## The request
Report every line in the listing that contains the string "crème".

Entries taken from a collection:

++++++++++

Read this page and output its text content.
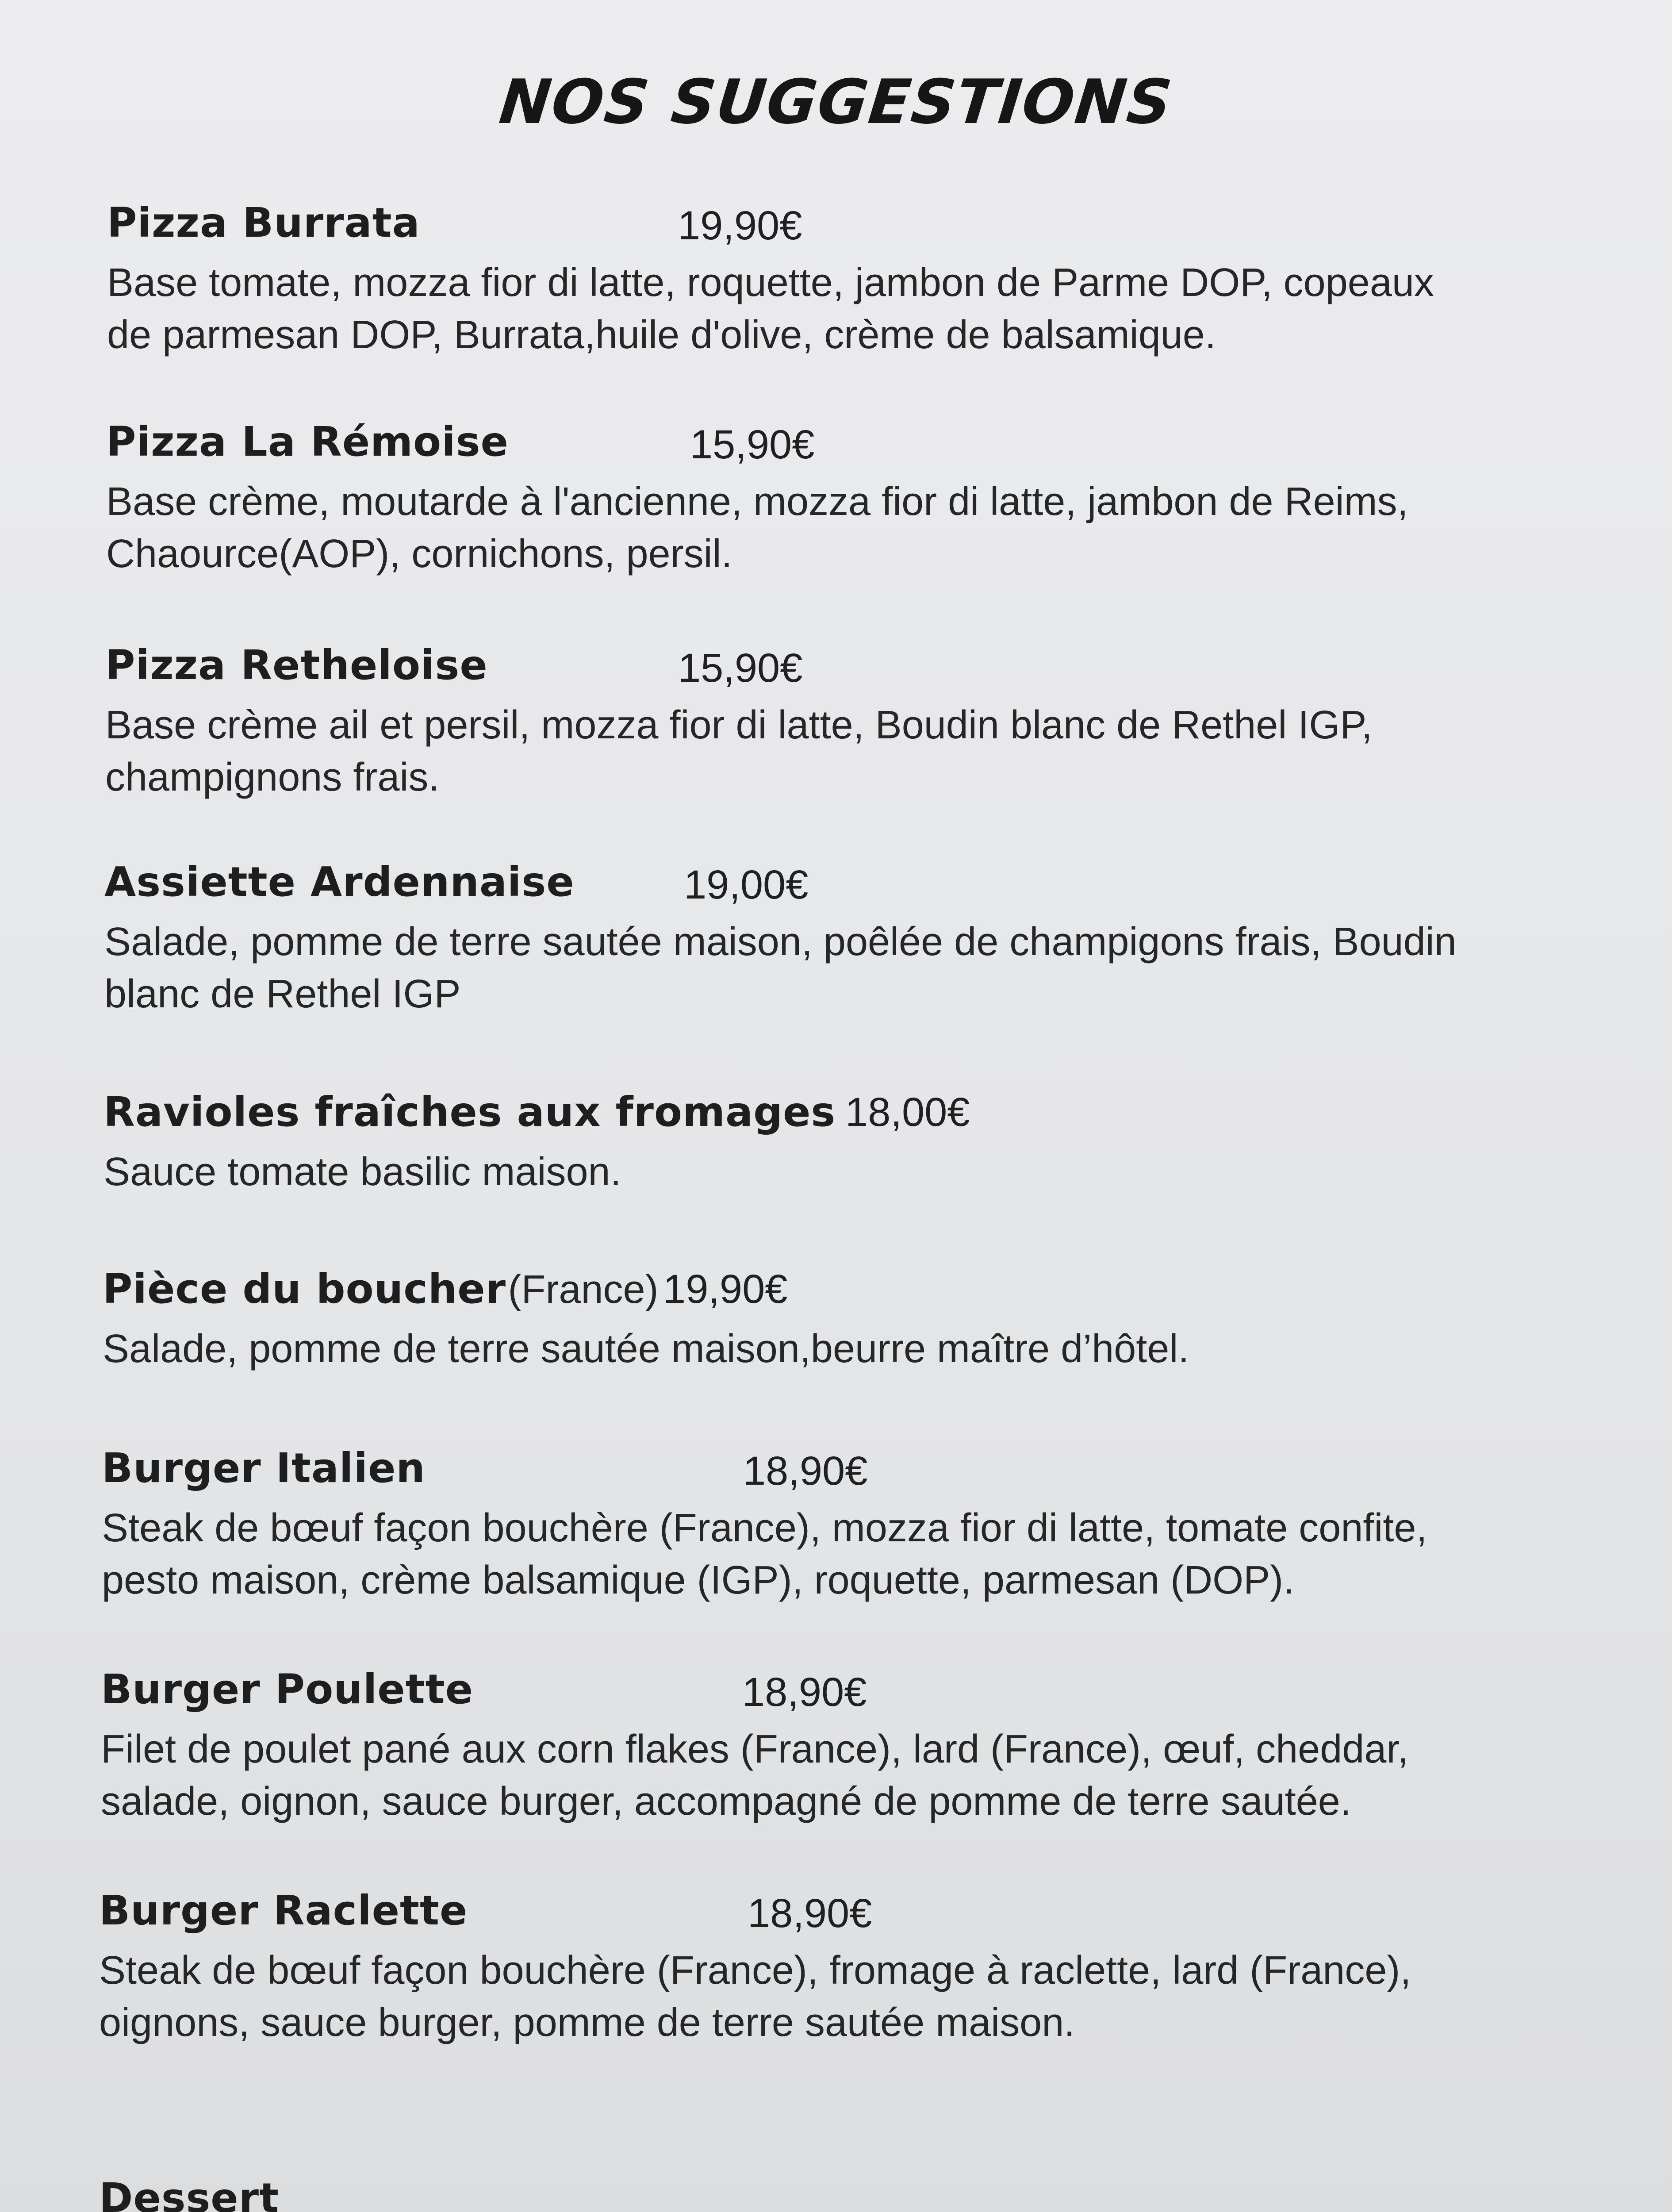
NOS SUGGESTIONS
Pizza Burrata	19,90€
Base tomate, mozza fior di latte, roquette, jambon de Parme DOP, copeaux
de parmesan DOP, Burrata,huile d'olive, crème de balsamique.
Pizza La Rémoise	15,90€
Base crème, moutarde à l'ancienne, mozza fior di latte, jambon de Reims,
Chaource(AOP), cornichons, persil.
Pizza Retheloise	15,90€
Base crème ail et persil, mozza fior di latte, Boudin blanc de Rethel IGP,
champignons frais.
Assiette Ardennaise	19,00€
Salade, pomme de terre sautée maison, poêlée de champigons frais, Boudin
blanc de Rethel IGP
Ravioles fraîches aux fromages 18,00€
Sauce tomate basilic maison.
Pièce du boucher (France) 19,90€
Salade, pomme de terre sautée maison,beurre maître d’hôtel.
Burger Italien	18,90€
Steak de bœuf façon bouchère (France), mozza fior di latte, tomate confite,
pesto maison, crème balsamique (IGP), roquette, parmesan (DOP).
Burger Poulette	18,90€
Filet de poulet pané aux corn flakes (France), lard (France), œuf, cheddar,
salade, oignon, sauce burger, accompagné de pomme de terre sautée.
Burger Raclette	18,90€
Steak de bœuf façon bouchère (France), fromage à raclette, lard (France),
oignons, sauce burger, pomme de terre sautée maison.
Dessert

++++++++++

## Right answer
de parmesan DOP, Burrata,huile d'olive, crème de balsamique.
Base crème, moutarde à l'ancienne, mozza fior di latte, jambon de Reims,
Base crème ail et persil, mozza fior di latte, Boudin blanc de Rethel IGP,
pesto maison, crème balsamique (IGP), roquette, parmesan (DOP).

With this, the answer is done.